(Stored records)
------------------------------------------------
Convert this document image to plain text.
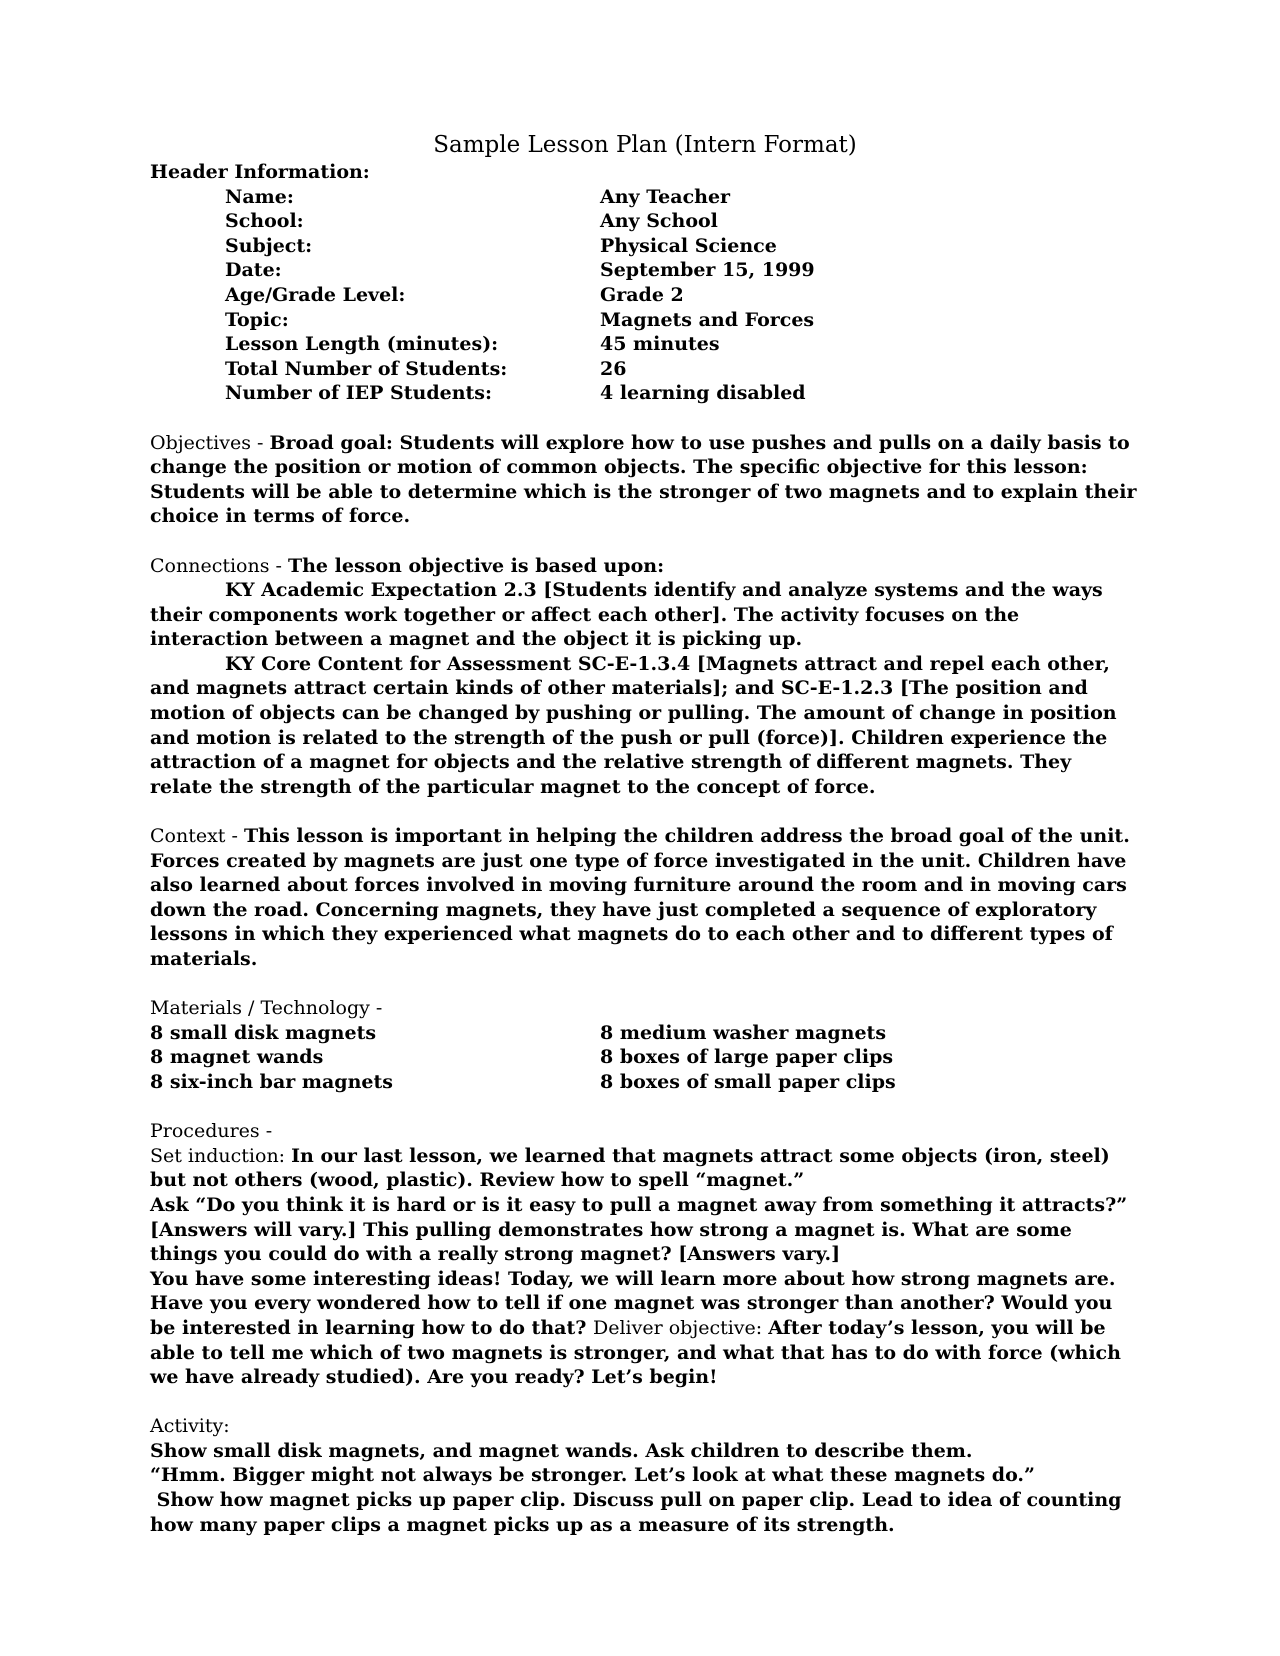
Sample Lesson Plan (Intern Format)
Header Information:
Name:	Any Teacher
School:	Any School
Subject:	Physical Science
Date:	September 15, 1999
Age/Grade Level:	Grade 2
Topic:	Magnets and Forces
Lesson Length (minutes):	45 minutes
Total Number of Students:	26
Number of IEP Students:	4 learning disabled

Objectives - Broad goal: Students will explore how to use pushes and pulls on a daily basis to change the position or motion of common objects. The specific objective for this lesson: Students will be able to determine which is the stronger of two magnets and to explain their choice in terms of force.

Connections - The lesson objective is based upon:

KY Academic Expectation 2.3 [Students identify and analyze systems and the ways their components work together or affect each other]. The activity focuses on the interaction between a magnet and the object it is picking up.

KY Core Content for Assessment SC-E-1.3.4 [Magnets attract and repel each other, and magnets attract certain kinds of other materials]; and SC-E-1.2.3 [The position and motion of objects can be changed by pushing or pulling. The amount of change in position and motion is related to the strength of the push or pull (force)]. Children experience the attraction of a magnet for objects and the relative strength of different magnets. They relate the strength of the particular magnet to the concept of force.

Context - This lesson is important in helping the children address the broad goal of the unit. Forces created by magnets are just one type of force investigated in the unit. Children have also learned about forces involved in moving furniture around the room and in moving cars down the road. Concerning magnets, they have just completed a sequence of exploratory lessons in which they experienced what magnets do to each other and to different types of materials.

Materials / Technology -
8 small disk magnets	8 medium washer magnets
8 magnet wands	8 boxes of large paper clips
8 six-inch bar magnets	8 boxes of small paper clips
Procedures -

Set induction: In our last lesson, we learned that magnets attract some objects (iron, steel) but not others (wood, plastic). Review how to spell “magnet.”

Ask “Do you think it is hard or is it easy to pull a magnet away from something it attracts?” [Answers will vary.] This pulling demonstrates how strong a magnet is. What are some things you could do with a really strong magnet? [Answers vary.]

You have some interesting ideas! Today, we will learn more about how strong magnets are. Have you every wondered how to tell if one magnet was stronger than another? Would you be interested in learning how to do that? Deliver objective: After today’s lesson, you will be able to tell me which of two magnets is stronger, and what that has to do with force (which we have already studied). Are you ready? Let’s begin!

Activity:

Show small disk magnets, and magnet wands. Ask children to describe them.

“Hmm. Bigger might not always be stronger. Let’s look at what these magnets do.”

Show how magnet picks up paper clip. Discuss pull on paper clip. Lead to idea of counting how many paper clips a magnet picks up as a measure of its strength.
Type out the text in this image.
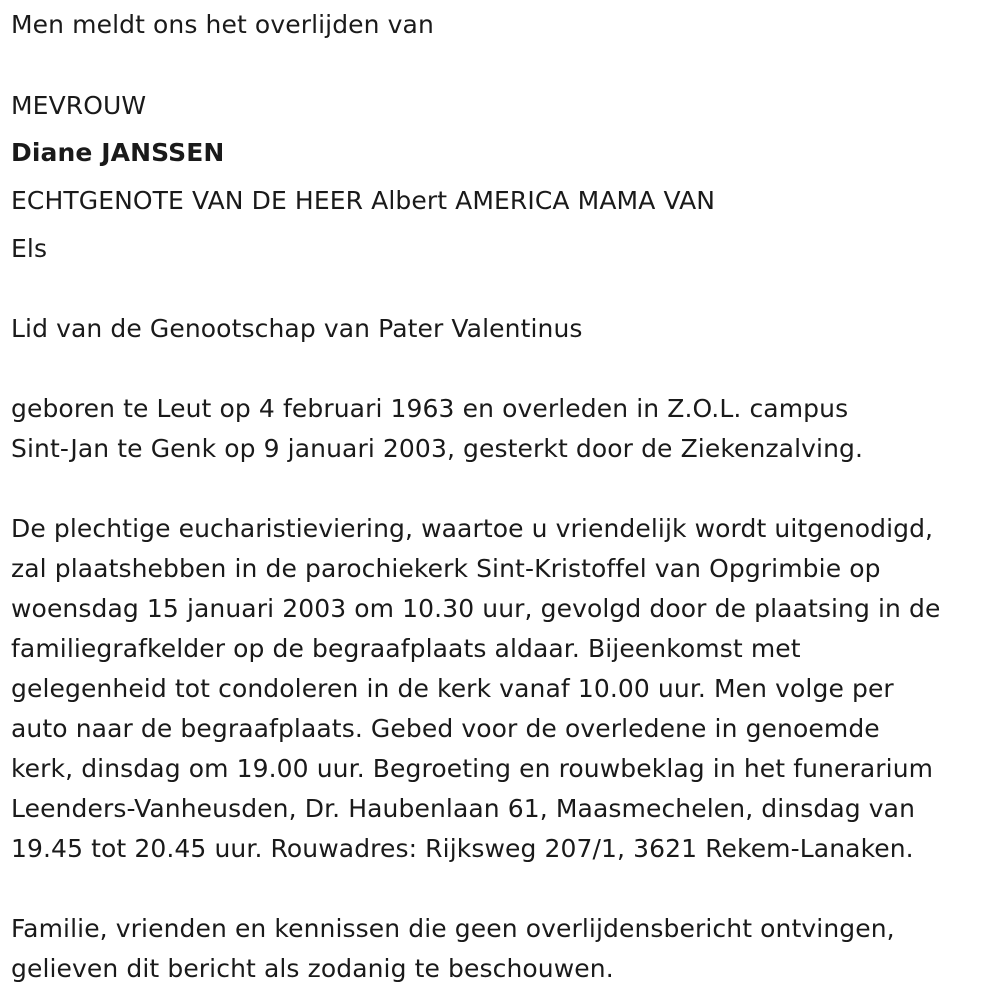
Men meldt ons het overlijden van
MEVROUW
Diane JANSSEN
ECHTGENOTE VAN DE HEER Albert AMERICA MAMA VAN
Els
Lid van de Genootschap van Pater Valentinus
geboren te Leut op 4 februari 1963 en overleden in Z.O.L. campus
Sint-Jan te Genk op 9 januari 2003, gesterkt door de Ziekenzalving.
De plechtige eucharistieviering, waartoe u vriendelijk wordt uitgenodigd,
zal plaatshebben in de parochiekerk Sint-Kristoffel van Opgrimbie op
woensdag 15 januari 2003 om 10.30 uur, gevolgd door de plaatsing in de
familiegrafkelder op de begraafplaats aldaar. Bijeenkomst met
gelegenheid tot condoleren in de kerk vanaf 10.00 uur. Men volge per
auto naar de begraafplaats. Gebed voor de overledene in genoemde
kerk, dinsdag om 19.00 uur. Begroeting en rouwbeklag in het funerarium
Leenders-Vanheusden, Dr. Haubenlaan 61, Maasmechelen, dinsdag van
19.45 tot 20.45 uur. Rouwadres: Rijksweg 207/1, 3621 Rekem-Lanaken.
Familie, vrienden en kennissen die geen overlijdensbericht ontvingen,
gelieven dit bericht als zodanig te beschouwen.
------------------------------------------------
Repeat the lines above exactly, and keep every picture out.

(Exercise answer)
Convert this document image to plain text.
Sample Lesson Plan (Intern Format)
Header Information:
Name:	Any Teacher
School:	Any School
Subject:	Physical Science
Date:	September 15, 1999
Age/Grade Level:	Grade 2
Topic:	Magnets and Forces
Lesson Length (minutes):	45 minutes
Total Number of Students:	26
Number of IEP Students:	4 learning disabled

Objectives - Broad goal: Students will explore how to use pushes and pulls on a daily basis to change the position or motion of common objects. The specific objective for this lesson: Students will be able to determine which is the stronger of two magnets and to explain their choice in terms of force.

Connections - The lesson objective is based upon:

KY Academic Expectation 2.3 [Students identify and analyze systems and the ways their components work together or affect each other]. The activity focuses on the interaction between a magnet and the object it is picking up.

KY Core Content for Assessment SC-E-1.3.4 [Magnets attract and repel each other, and magnets attract certain kinds of other materials]; and SC-E-1.2.3 [The position and motion of objects can be changed by pushing or pulling. The amount of change in position and motion is related to the strength of the push or pull (force)]. Children experience the attraction of a magnet for objects and the relative strength of different magnets. They relate the strength of the particular magnet to the concept of force.

Context - This lesson is important in helping the children address the broad goal of the unit. Forces created by magnets are just one type of force investigated in the unit. Children have also learned about forces involved in moving furniture around the room and in moving cars down the road. Concerning magnets, they have just completed a sequence of exploratory lessons in which they experienced what magnets do to each other and to different types of materials.

Materials / Technology -
8 small disk magnets	8 medium washer magnets
8 magnet wands	8 boxes of large paper clips
8 six-inch bar magnets	8 boxes of small paper clips
Procedures -

Set induction: In our last lesson, we learned that magnets attract some objects (iron, steel) but not others (wood, plastic). Review how to spell “magnet.”

Ask “Do you think it is hard or is it easy to pull a magnet away from something it attracts?” [Answers will vary.] This pulling demonstrates how strong a magnet is. What are some things you could do with a really strong magnet? [Answers vary.]

You have some interesting ideas! Today, we will learn more about how strong magnets are. Have you every wondered how to tell if one magnet was stronger than another? Would you be interested in learning how to do that? Deliver objective: After today’s lesson, you will be able to tell me which of two magnets is stronger, and what that has to do with force (which we have already studied). Are you ready? Let’s begin!

Activity:

Show small disk magnets, and magnet wands. Ask children to describe them.

“Hmm. Bigger might not always be stronger. Let’s look at what these magnets do.”

Show how magnet picks up paper clip. Discuss pull on paper clip. Lead to idea of counting how many paper clips a magnet picks up as a measure of its strength.
Type out the text in this image.
Men meldt ons het overlijden van
MEVROUW
Diane JANSSEN
ECHTGENOTE VAN DE HEER Albert AMERICA MAMA VAN
Els
Lid van de Genootschap van Pater Valentinus
geboren te Leut op 4 februari 1963 en overleden in Z.O.L. campus
Sint-Jan te Genk op 9 januari 2003, gesterkt door de Ziekenzalving.
De plechtige eucharistieviering, waartoe u vriendelijk wordt uitgenodigd,
zal plaatshebben in de parochiekerk Sint-Kristoffel van Opgrimbie op
woensdag 15 januari 2003 om 10.30 uur, gevolgd door de plaatsing in de
familiegrafkelder op de begraafplaats aldaar. Bijeenkomst met
gelegenheid tot condoleren in de kerk vanaf 10.00 uur. Men volge per
auto naar de begraafplaats. Gebed voor de overledene in genoemde
kerk, dinsdag om 19.00 uur. Begroeting en rouwbeklag in het funerarium
Leenders-Vanheusden, Dr. Haubenlaan 61, Maasmechelen, dinsdag van
19.45 tot 20.45 uur. Rouwadres: Rijksweg 207/1, 3621 Rekem-Lanaken.
Familie, vrienden en kennissen die geen overlijdensbericht ontvingen,
gelieven dit bericht als zodanig te beschouwen.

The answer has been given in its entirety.